> _Provided data_:

===

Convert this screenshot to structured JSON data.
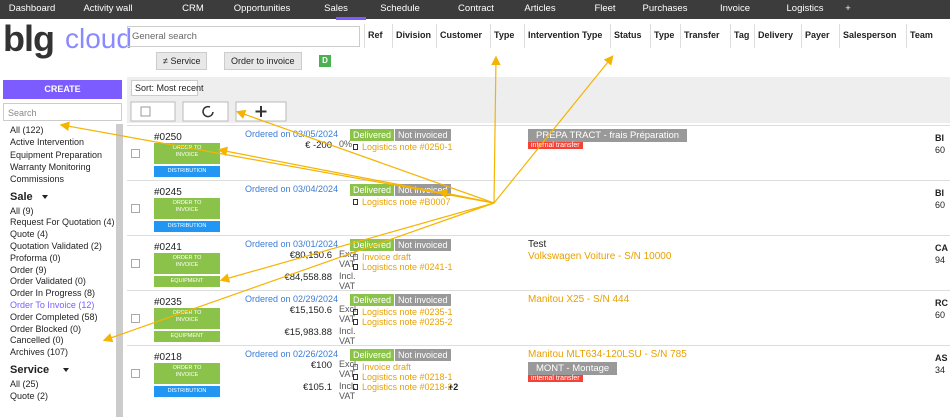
{
  "nav": [
    "Dashboard",
    "Activity wall",
    "CRM",
    "Opportunities",
    "Sales",
    "Schedule",
    "Contract",
    "Articles",
    "Fleet",
    "Purchases",
    "Invoice",
    "Logistics",
    "+"
  ],
  "logo": {
    "main": "blg",
    "accent": "cloud"
  },
  "search_placeholder": "General search",
  "columns": [
    "Ref",
    "Division",
    "Customer",
    "Type",
    "Intervention Type",
    "Status",
    "Type",
    "Transfer",
    "Tag",
    "Delivery",
    "Payer",
    "Salesperson",
    "Team"
  ],
  "filters": [
    "≠ Service",
    "Order to invoice"
  ],
  "filter_badge": "D",
  "create": "CREATE",
  "sidebar_search": "Search",
  "sort": "Sort: Most recent",
  "sidebar": {
    "top": [
      "All (122)",
      "Active Intervention",
      "Equipment Preparation",
      "Warranty Monitoring",
      "Commissions"
    ],
    "sections": [
      {
        "title": "Sale",
        "items": [
          "All (9)",
          "Request For Quotation (4)",
          "Quote (4)",
          "Quotation Validated (2)",
          "Proforma (0)",
          "Order (9)",
          "Order Validated (0)",
          "Order In Progress (8)",
          "Order To Invoice (12)",
          "Order Completed (58)",
          "Order Blocked (0)",
          "Cancelled (0)",
          "Archives (107)"
        ]
      },
      {
        "title": "Service",
        "items": [
          "All (25)",
          "Quote (2)"
        ]
      }
    ]
  },
  "rows": [
    {
      "ref": "#0250",
      "tags": [
        {
          "label": "ORDER TO INVOICE",
          "color": "#8bc34a"
        },
        {
          "label": "DISTRIBUTION",
          "color": "#2196f3"
        }
      ],
      "ordered": "Ordered on 03/05/2024",
      "amounts": [
        {
          "amount": "€ -200",
          "unit": "0%"
        }
      ],
      "status": [
        "Delivered",
        "Not invoiced"
      ],
      "docs": [
        "Logistics note #0250-1"
      ],
      "intervention": {
        "badge": "PREPA TRACT - frais Préparation",
        "tag": "internal transfer"
      },
      "customer": [
        "BI",
        "60"
      ]
    },
    {
      "ref": "#0245",
      "tags": [
        {
          "label": "ORDER TO INVOICE",
          "color": "#8bc34a"
        },
        {
          "label": "DISTRIBUTION",
          "color": "#2196f3"
        }
      ],
      "ordered": "Ordered on 03/04/2024",
      "amounts": [],
      "status": [
        "Delivered",
        "Not invoiced"
      ],
      "docs": [
        "Logistics note #B0007"
      ],
      "intervention": {},
      "customer": [
        "BI",
        "60"
      ]
    },
    {
      "ref": "#0241",
      "tags": [
        {
          "label": "ORDER TO INVOICE",
          "color": "#8bc34a"
        },
        {
          "label": "EQUIPMENT",
          "color": "#8bc34a"
        }
      ],
      "ordered": "Ordered on 03/01/2024",
      "amounts": [
        {
          "amount": "€80,150.6",
          "unit": "Excl. VAT"
        },
        {
          "amount": "€84,558.88",
          "unit": "Incl. VAT"
        }
      ],
      "status": [
        "Delivered",
        "Not invoiced"
      ],
      "docs": [
        "Invoice draft",
        "Logistics note #0241-1"
      ],
      "intervention": {
        "title": "Test",
        "machine": "Volkswagen Voiture - S/N 10000"
      },
      "customer": [
        "CA",
        "94"
      ]
    },
    {
      "ref": "#0235",
      "tags": [
        {
          "label": "ORDER TO INVOICE",
          "color": "#8bc34a"
        },
        {
          "label": "EQUIPMENT",
          "color": "#8bc34a"
        }
      ],
      "ordered": "Ordered on 02/29/2024",
      "amounts": [
        {
          "amount": "€15,150.6",
          "unit": "Excl. VAT"
        },
        {
          "amount": "€15,983.88",
          "unit": "Incl. VAT"
        }
      ],
      "status": [
        "Delivered",
        "Not invoiced"
      ],
      "docs": [
        "Logistics note #0235-1",
        "Logistics note #0235-2"
      ],
      "intervention": {
        "machine": "Manitou X25 - S/N 444"
      },
      "customer": [
        "RC",
        "60"
      ]
    },
    {
      "ref": "#0218",
      "tags": [
        {
          "label": "ORDER TO INVOICE",
          "color": "#8bc34a"
        },
        {
          "label": "DISTRIBUTION",
          "color": "#2196f3"
        }
      ],
      "ordered": "Ordered on 02/26/2024",
      "amounts": [
        {
          "amount": "€100",
          "unit": "Excl. VAT"
        },
        {
          "amount": "€105.1",
          "unit": "Incl. VAT"
        }
      ],
      "status": [
        "Delivered",
        "Not invoiced"
      ],
      "docs": [
        "Invoice draft",
        "Logistics note #0218-1",
        "Logistics note #0218-2"
      ],
      "docs_more": "+2",
      "intervention": {
        "machine": "Manitou MLT634-120LSU - S/N 785",
        "badge": "MONT - Montage",
        "tag": "internal transfer"
      },
      "customer": [
        "AS",
        "34"
      ]
    }
  ]
}
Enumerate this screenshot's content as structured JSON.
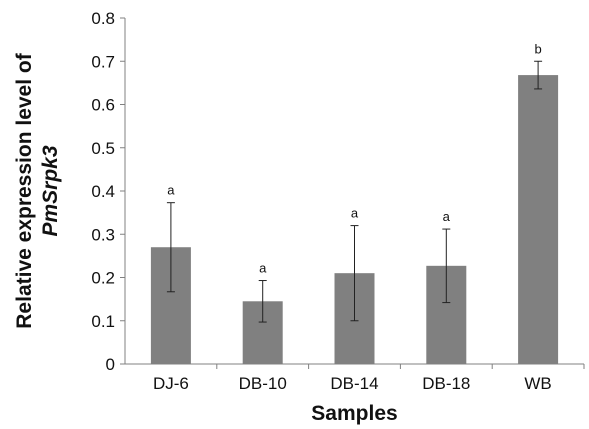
{
  "chart_data": {
    "type": "bar",
    "categories": [
      "DJ-6",
      "DB-10",
      "DB-14",
      "DB-18",
      "WB"
    ],
    "values": [
      0.27,
      0.145,
      0.21,
      0.227,
      0.668
    ],
    "error": [
      0.103,
      0.048,
      0.11,
      0.085,
      0.032
    ],
    "significance_labels": [
      "a",
      "a",
      "a",
      "a",
      "b"
    ],
    "ylim": [
      0,
      0.8
    ],
    "yticks": [
      "0",
      "0.1",
      "0.2",
      "0.3",
      "0.4",
      "0.5",
      "0.6",
      "0.7",
      "0.8"
    ],
    "xlabel": "Samples",
    "ylabel_line1": "Relative expression level of",
    "ylabel_line2": "PmSrpk3",
    "bar_color": "#808080",
    "grid": false
  }
}
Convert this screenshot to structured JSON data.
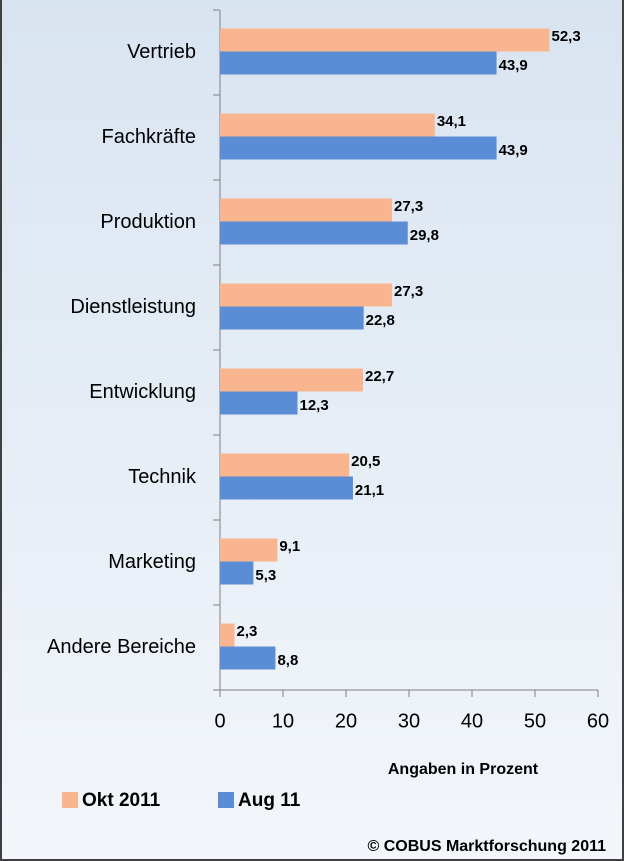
{
  "chart_data": {
    "type": "bar",
    "orientation": "horizontal",
    "categories": [
      "Vertrieb",
      "Fachkräfte",
      "Produktion",
      "Dienstleistung",
      "Entwicklung",
      "Technik",
      "Marketing",
      "Andere Bereiche"
    ],
    "series": [
      {
        "name": "Okt 2011",
        "color": "#f9b58f",
        "values": [
          52.3,
          34.1,
          27.3,
          27.3,
          22.7,
          20.5,
          9.1,
          2.3
        ],
        "value_labels": [
          "52,3",
          "34,1",
          "27,3",
          "27,3",
          "22,7",
          "20,5",
          "9,1",
          "2,3"
        ]
      },
      {
        "name": "Aug 11",
        "color": "#5a8dd5",
        "values": [
          43.9,
          43.9,
          29.8,
          22.8,
          12.3,
          21.1,
          5.3,
          8.8
        ],
        "value_labels": [
          "43,9",
          "43,9",
          "29,8",
          "22,8",
          "12,3",
          "21,1",
          "5,3",
          "8,8"
        ]
      }
    ],
    "xlim": [
      0,
      60
    ],
    "xticks": [
      0,
      10,
      20,
      30,
      40,
      50,
      60
    ],
    "xlabel": "Angaben in Prozent",
    "source": "© COBUS Marktforschung 2011",
    "legend": "bottom-left"
  }
}
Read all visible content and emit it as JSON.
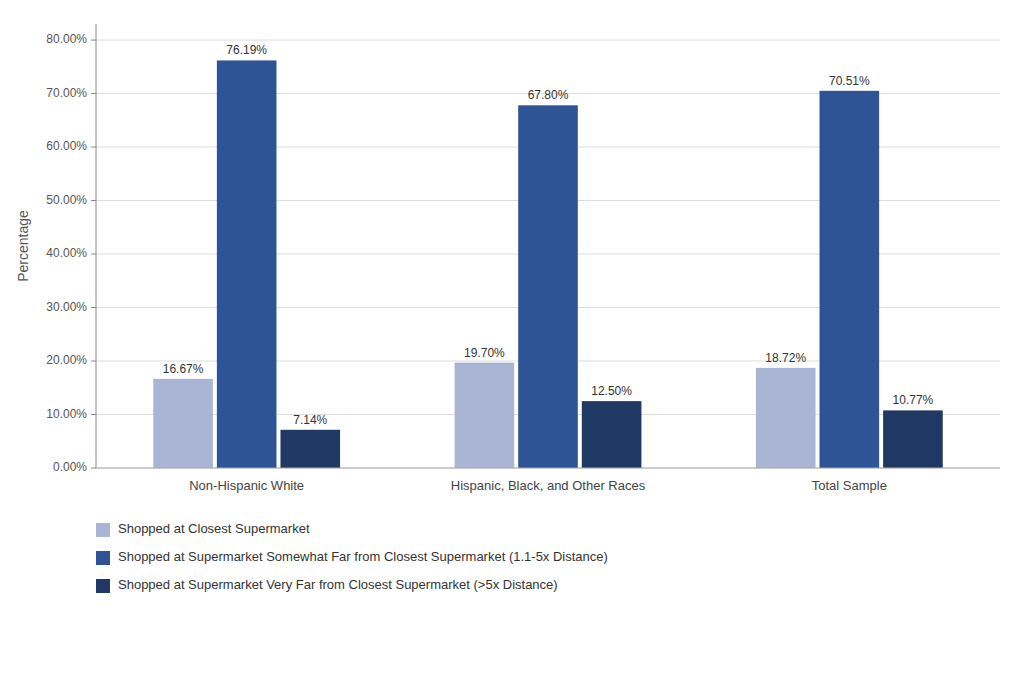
{
  "chart_data": {
    "type": "bar",
    "categories": [
      "Non-Hispanic White",
      "Hispanic, Black, and Other Races",
      "Total Sample"
    ],
    "series": [
      {
        "name": "Shopped at Closest Supermarket",
        "color": "#aab4d4",
        "values": [
          16.67,
          19.7,
          18.72
        ],
        "value_labels": [
          "16.67%",
          "19.70%",
          "18.72%"
        ]
      },
      {
        "name": "Shopped at Supermarket Somewhat Far from Closest Supermarket (1.1-5x Distance)",
        "color": "#2f5496",
        "values": [
          76.19,
          67.8,
          70.51
        ],
        "value_labels": [
          "76.19%",
          "67.80%",
          "70.51%"
        ]
      },
      {
        "name": "Shopped at Supermarket Very Far from Closest Supermarket (>5x Distance)",
        "color": "#1f3864",
        "values": [
          7.14,
          12.5,
          10.77
        ],
        "value_labels": [
          "7.14%",
          "12.50%",
          "10.77%"
        ]
      }
    ],
    "ylabel": "Percentage",
    "ylim": [
      0,
      83
    ],
    "yticks": [
      {
        "value": 0,
        "label": "0.00%"
      },
      {
        "value": 10,
        "label": "10.00%"
      },
      {
        "value": 20,
        "label": "20.00%"
      },
      {
        "value": 30,
        "label": "30.00%"
      },
      {
        "value": 40,
        "label": "40.00%"
      },
      {
        "value": 50,
        "label": "50.00%"
      },
      {
        "value": 60,
        "label": "60.00%"
      },
      {
        "value": 70,
        "label": "70.00%"
      },
      {
        "value": 80,
        "label": "80.00%"
      }
    ],
    "grid": true,
    "data_labels": true,
    "legend": "bottom"
  }
}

===

Pick out and copy the lines of the material that include the word "Hispanic".

      "Non-Hispanic White",
      "Hispanic, Black, and Other Races",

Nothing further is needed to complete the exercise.